Extracted data entries:
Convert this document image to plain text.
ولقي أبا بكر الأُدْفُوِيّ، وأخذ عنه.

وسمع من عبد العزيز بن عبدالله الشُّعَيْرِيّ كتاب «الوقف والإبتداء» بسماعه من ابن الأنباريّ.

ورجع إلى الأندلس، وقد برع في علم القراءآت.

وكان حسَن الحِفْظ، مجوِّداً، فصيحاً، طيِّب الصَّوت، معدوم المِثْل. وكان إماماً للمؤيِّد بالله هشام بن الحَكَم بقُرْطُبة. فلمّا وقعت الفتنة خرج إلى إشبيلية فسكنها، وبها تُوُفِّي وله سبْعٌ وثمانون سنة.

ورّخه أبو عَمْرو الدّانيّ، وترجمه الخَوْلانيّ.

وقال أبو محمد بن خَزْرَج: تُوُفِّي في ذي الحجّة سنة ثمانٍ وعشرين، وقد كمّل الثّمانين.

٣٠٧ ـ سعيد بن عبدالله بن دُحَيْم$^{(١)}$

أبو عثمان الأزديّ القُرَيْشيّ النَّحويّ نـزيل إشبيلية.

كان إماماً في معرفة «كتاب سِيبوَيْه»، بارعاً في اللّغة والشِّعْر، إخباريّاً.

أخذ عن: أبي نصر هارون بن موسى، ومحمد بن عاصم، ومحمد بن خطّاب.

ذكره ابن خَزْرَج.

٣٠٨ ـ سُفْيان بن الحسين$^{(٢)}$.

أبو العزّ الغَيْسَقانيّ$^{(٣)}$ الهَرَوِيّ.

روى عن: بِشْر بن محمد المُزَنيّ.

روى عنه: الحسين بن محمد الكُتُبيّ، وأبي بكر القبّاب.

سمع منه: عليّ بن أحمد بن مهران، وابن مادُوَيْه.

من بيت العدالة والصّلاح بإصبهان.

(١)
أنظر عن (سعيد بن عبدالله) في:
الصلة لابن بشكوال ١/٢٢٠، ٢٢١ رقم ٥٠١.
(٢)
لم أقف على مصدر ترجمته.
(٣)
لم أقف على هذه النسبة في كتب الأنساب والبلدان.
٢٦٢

## [TASK INSTRUCTIONS]
Copy the records above exactly.

## [FINAL RESULT]
Convert this document image to plain text.
ولقي أبا بكر الأُدْفُوِيّ، وأخذ عنه.

وسمع من عبد العزيز بن عبدالله الشُّعَيْرِيّ كتاب «الوقف والإبتداء» بسماعه من ابن الأنباريّ.

ورجع إلى الأندلس، وقد برع في علم القراءآت.

وكان حسَن الحِفْظ، مجوِّداً، فصيحاً، طيِّب الصَّوت، معدوم المِثْل. وكان إماماً للمؤيِّد بالله هشام بن الحَكَم بقُرْطُبة. فلمّا وقعت الفتنة خرج إلى إشبيلية فسكنها، وبها تُوُفِّي وله سبْعٌ وثمانون سنة.

ورّخه أبو عَمْرو الدّانيّ، وترجمه الخَوْلانيّ.

وقال أبو محمد بن خَزْرَج: تُوُفِّي في ذي الحجّة سنة ثمانٍ وعشرين، وقد كمّل الثّمانين.

٣٠٧ ـ سعيد بن عبدالله بن دُحَيْم$^{(١)}$

أبو عثمان الأزديّ القُرَيْشيّ النَّحويّ نـزيل إشبيلية.

كان إماماً في معرفة «كتاب سِيبوَيْه»، بارعاً في اللّغة والشِّعْر، إخباريّاً.

أخذ عن: أبي نصر هارون بن موسى، ومحمد بن عاصم، ومحمد بن خطّاب.

ذكره ابن خَزْرَج.

٣٠٨ ـ سُفْيان بن الحسين$^{(٢)}$.

أبو العزّ الغَيْسَقانيّ$^{(٣)}$ الهَرَوِيّ.

روى عن: بِشْر بن محمد المُزَنيّ.

روى عنه: الحسين بن محمد الكُتُبيّ، وأبي بكر القبّاب.

سمع منه: عليّ بن أحمد بن مهران، وابن مادُوَيْه.

من بيت العدالة والصّلاح بإصبهان.

(١)
أنظر عن (سعيد بن عبدالله) في:
الصلة لابن بشكوال ١/٢٢٠، ٢٢١ رقم ٥٠١.
(٢)
لم أقف على مصدر ترجمته.
(٣)
لم أقف على هذه النسبة في كتب الأنساب والبلدان.
٢٦٢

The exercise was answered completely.